◆ **EXERCISE PROMPT**:
The records below are to be copied word for word, with every picture left out.

Items from a dataset:

┌──

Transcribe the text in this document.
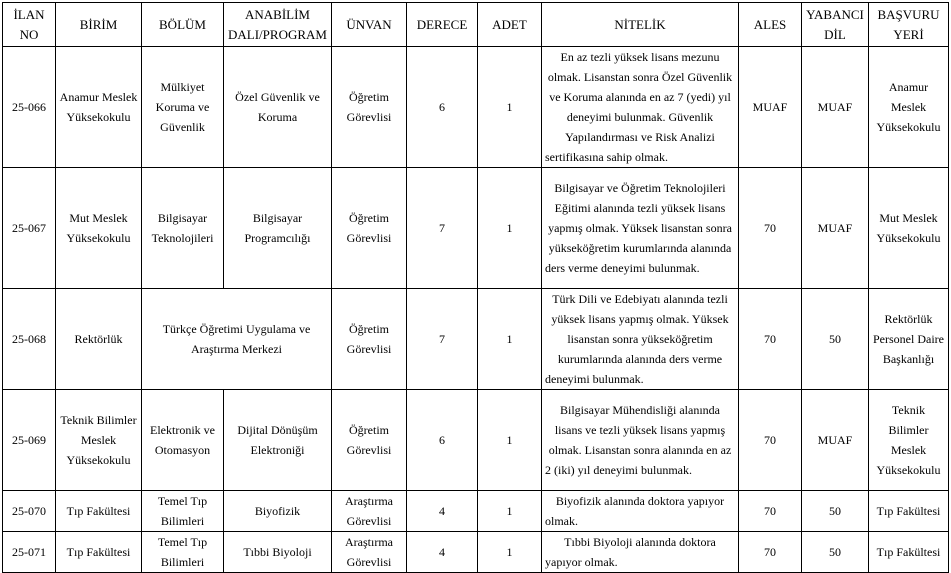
İLAN NO	BİRİM	BÖLÜM	ANABİLİM DALI/PROGRAM	ÜNVAN	DERECE	ADET	NİTELİK	ALES	YABANCI DİL	BAŞVURU YERİ
25-066	Anamur Meslek Yüksekokulu	Mülkiyet Koruma ve Güvenlik	Özel Güvenlik ve Koruma	Öğretim Görevlisi	6	1	En az tezli yüksek lisans mezunu olmak. Lisanstan sonra Özel Güvenlik ve Koruma alanında en az 7 (yedi) yıl deneyimi bulunmak. Güvenlik Yapılandırması ve Risk Analizi sertifikasına sahip olmak.	MUAF	MUAF	Anamur Meslek Yüksekokulu
25-067	Mut Meslek Yüksekokulu	Bilgisayar Teknolojileri	Bilgisayar Programcılığı	Öğretim Görevlisi	7	1	Bilgisayar ve Öğretim Teknolojileri Eğitimi alanında tezli yüksek lisans yapmış olmak. Yüksek lisanstan sonra yükseköğretim kurumlarında alanında ders verme deneyimi bulunmak.	70	MUAF	Mut Meslek Yüksekokulu
25-068	Rektörlük	Türkçe Öğretimi Uygulama ve Araştırma Merkezi		Öğretim Görevlisi	7	1	Türk Dili ve Edebiyatı alanında tezli yüksek lisans yapmış olmak. Yüksek lisanstan sonra yükseköğretim kurumlarında alanında ders verme deneyimi bulunmak.	70	50	Rektörlük Personel Daire Başkanlığı
25-069	Teknik Bilimler Meslek Yüksekokulu	Elektronik ve Otomasyon	Dijital Dönüşüm Elektroniği	Öğretim Görevlisi	6	1	Bilgisayar Mühendisliği alanında lisans ve tezli yüksek lisans yapmış olmak. Lisanstan sonra alanında en az 2 (iki) yıl deneyimi bulunmak.	70	MUAF	Teknik Bilimler Meslek Yüksekokulu
25-070	Tıp Fakültesi	Temel Tıp Bilimleri	Biyofizik	Araştırma Görevlisi	4	1	Biyofizik alanında doktora yapıyor olmak.	70	50	Tıp Fakültesi
25-071	Tıp Fakültesi	Temel Tıp Bilimleri	Tıbbi Biyoloji	Araştırma Görevlisi	4	1	Tıbbi Biyoloji alanında doktora yapıyor olmak.	70	50	Tıp Fakültesi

└──

◆ **ANSWER TO THIS PROBLEM**:
Transcribe the text in this document.
İLAN NO	BİRİM	BÖLÜM	ANABİLİM DALI/PROGRAM	ÜNVAN	DERECE	ADET	NİTELİK	ALES	YABANCI DİL	BAŞVURU YERİ
25-066	Anamur Meslek Yüksekokulu	Mülkiyet Koruma ve Güvenlik	Özel Güvenlik ve Koruma	Öğretim Görevlisi	6	1	En az tezli yüksek lisans mezunu olmak. Lisanstan sonra Özel Güvenlik ve Koruma alanında en az 7 (yedi) yıl deneyimi bulunmak. Güvenlik Yapılandırması ve Risk Analizi sertifikasına sahip olmak.	MUAF	MUAF	Anamur Meslek Yüksekokulu
25-067	Mut Meslek Yüksekokulu	Bilgisayar Teknolojileri	Bilgisayar Programcılığı	Öğretim Görevlisi	7	1	Bilgisayar ve Öğretim Teknolojileri Eğitimi alanında tezli yüksek lisans yapmış olmak. Yüksek lisanstan sonra yükseköğretim kurumlarında alanında ders verme deneyimi bulunmak.	70	MUAF	Mut Meslek Yüksekokulu
25-068	Rektörlük	Türkçe Öğretimi Uygulama ve Araştırma Merkezi		Öğretim Görevlisi	7	1	Türk Dili ve Edebiyatı alanında tezli yüksek lisans yapmış olmak. Yüksek lisanstan sonra yükseköğretim kurumlarında alanında ders verme deneyimi bulunmak.	70	50	Rektörlük Personel Daire Başkanlığı
25-069	Teknik Bilimler Meslek Yüksekokulu	Elektronik ve Otomasyon	Dijital Dönüşüm Elektroniği	Öğretim Görevlisi	6	1	Bilgisayar Mühendisliği alanında lisans ve tezli yüksek lisans yapmış olmak. Lisanstan sonra alanında en az 2 (iki) yıl deneyimi bulunmak.	70	MUAF	Teknik Bilimler Meslek Yüksekokulu
25-070	Tıp Fakültesi	Temel Tıp Bilimleri	Biyofizik	Araştırma Görevlisi	4	1	Biyofizik alanında doktora yapıyor olmak.	70	50	Tıp Fakültesi
25-071	Tıp Fakültesi	Temel Tıp Bilimleri	Tıbbi Biyoloji	Araştırma Görevlisi	4	1	Tıbbi Biyoloji alanında doktora yapıyor olmak.	70	50	Tıp Fakültesi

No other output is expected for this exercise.